───── DATASET EXCERPTS

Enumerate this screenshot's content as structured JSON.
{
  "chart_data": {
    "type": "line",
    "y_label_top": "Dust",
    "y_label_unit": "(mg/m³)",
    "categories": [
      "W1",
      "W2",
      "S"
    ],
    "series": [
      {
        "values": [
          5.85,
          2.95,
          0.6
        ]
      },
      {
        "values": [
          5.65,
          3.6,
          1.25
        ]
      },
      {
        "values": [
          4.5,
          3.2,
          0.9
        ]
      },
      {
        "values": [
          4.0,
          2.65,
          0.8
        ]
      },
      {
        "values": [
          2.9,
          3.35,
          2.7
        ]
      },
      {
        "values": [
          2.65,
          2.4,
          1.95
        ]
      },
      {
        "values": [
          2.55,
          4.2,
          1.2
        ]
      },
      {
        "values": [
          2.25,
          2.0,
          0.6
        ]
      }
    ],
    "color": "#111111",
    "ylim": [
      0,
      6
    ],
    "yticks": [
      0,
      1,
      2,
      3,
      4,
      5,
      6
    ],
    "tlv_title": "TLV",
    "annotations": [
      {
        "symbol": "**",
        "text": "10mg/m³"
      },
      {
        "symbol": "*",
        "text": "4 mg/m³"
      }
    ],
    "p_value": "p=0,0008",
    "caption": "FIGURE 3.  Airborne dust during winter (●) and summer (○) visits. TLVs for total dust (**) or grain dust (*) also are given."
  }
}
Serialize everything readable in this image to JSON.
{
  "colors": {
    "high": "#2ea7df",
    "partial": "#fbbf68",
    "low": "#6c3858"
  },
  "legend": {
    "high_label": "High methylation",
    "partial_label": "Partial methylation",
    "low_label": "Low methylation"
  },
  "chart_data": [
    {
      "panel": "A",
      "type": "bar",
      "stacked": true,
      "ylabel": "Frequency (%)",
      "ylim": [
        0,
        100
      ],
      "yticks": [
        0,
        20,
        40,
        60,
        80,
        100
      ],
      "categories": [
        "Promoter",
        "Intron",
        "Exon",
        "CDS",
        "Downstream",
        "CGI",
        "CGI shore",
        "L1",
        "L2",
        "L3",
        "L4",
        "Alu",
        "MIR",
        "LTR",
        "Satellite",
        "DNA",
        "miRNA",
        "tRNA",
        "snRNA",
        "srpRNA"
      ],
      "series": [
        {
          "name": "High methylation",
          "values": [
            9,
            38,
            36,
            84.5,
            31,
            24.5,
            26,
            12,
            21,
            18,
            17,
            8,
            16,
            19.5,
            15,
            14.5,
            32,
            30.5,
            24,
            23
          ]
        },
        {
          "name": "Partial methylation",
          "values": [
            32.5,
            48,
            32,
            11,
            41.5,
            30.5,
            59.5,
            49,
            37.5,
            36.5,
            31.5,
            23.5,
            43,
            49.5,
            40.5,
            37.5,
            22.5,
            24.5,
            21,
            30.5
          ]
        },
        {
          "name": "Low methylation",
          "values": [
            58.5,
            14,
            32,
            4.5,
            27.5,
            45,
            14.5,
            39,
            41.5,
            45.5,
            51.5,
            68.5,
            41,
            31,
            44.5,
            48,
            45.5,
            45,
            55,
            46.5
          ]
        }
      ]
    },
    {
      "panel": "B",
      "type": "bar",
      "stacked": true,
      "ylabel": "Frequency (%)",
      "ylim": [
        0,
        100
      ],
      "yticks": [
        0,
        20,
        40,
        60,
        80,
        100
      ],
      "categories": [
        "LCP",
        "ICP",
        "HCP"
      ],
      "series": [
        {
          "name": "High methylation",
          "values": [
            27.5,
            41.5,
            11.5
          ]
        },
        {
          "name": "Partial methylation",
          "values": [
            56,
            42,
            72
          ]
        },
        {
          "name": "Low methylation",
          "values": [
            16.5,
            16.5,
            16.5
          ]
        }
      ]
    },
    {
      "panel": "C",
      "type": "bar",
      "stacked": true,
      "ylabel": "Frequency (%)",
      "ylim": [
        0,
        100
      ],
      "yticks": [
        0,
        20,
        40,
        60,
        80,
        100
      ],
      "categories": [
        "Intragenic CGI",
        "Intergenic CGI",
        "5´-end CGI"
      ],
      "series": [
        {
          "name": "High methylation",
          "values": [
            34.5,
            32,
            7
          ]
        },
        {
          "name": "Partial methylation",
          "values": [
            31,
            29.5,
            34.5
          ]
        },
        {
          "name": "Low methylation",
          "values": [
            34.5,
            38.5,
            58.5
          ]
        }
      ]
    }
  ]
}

──────────

Retype every entry word for word.

EXERCISE SOLUTION:
Enumerate this screenshot's content as structured JSON.
{
  "chart_data": {
    "type": "line",
    "y_label_top": "Dust",
    "y_label_unit": "(mg/m³)",
    "categories": [
      "W1",
      "W2",
      "S"
    ],
    "series": [
      {
        "values": [
          5.85,
          2.95,
          0.6
        ]
      },
      {
        "values": [
          5.65,
          3.6,
          1.25
        ]
      },
      {
        "values": [
          4.5,
          3.2,
          0.9
        ]
      },
      {
        "values": [
          4.0,
          2.65,
          0.8
        ]
      },
      {
        "values": [
          2.9,
          3.35,
          2.7
        ]
      },
      {
        "values": [
          2.65,
          2.4,
          1.95
        ]
      },
      {
        "values": [
          2.55,
          4.2,
          1.2
        ]
      },
      {
        "values": [
          2.25,
          2.0,
          0.6
        ]
      }
    ],
    "color": "#111111",
    "ylim": [
      0,
      6
    ],
    "yticks": [
      0,
      1,
      2,
      3,
      4,
      5,
      6
    ],
    "tlv_title": "TLV",
    "annotations": [
      {
        "symbol": "**",
        "text": "10mg/m³"
      },
      {
        "symbol": "*",
        "text": "4 mg/m³"
      }
    ],
    "p_value": "p=0,0008",
    "caption": "FIGURE 3.  Airborne dust during winter (●) and summer (○) visits. TLVs for total dust (**) or grain dust (*) also are given."
  }
}
Serialize everything readable in this image to JSON.
{
  "colors": {
    "high": "#2ea7df",
    "partial": "#fbbf68",
    "low": "#6c3858"
  },
  "legend": {
    "high_label": "High methylation",
    "partial_label": "Partial methylation",
    "low_label": "Low methylation"
  },
  "chart_data": [
    {
      "panel": "A",
      "type": "bar",
      "stacked": true,
      "ylabel": "Frequency (%)",
      "ylim": [
        0,
        100
      ],
      "yticks": [
        0,
        20,
        40,
        60,
        80,
        100
      ],
      "categories": [
        "Promoter",
        "Intron",
        "Exon",
        "CDS",
        "Downstream",
        "CGI",
        "CGI shore",
        "L1",
        "L2",
        "L3",
        "L4",
        "Alu",
        "MIR",
        "LTR",
        "Satellite",
        "DNA",
        "miRNA",
        "tRNA",
        "snRNA",
        "srpRNA"
      ],
      "series": [
        {
          "name": "High methylation",
          "values": [
            9,
            38,
            36,
            84.5,
            31,
            24.5,
            26,
            12,
            21,
            18,
            17,
            8,
            16,
            19.5,
            15,
            14.5,
            32,
            30.5,
            24,
            23
          ]
        },
        {
          "name": "Partial methylation",
          "values": [
            32.5,
            48,
            32,
            11,
            41.5,
            30.5,
            59.5,
            49,
            37.5,
            36.5,
            31.5,
            23.5,
            43,
            49.5,
            40.5,
            37.5,
            22.5,
            24.5,
            21,
            30.5
          ]
        },
        {
          "name": "Low methylation",
          "values": [
            58.5,
            14,
            32,
            4.5,
            27.5,
            45,
            14.5,
            39,
            41.5,
            45.5,
            51.5,
            68.5,
            41,
            31,
            44.5,
            48,
            45.5,
            45,
            55,
            46.5
          ]
        }
      ]
    },
    {
      "panel": "B",
      "type": "bar",
      "stacked": true,
      "ylabel": "Frequency (%)",
      "ylim": [
        0,
        100
      ],
      "yticks": [
        0,
        20,
        40,
        60,
        80,
        100
      ],
      "categories": [
        "LCP",
        "ICP",
        "HCP"
      ],
      "series": [
        {
          "name": "High methylation",
          "values": [
            27.5,
            41.5,
            11.5
          ]
        },
        {
          "name": "Partial methylation",
          "values": [
            56,
            42,
            72
          ]
        },
        {
          "name": "Low methylation",
          "values": [
            16.5,
            16.5,
            16.5
          ]
        }
      ]
    },
    {
      "panel": "C",
      "type": "bar",
      "stacked": true,
      "ylabel": "Frequency (%)",
      "ylim": [
        0,
        100
      ],
      "yticks": [
        0,
        20,
        40,
        60,
        80,
        100
      ],
      "categories": [
        "Intragenic CGI",
        "Intergenic CGI",
        "5´-end CGI"
      ],
      "series": [
        {
          "name": "High methylation",
          "values": [
            34.5,
            32,
            7
          ]
        },
        {
          "name": "Partial methylation",
          "values": [
            31,
            29.5,
            34.5
          ]
        },
        {
          "name": "Low methylation",
          "values": [
            34.5,
            38.5,
            58.5
          ]
        }
      ]
    }
  ]
}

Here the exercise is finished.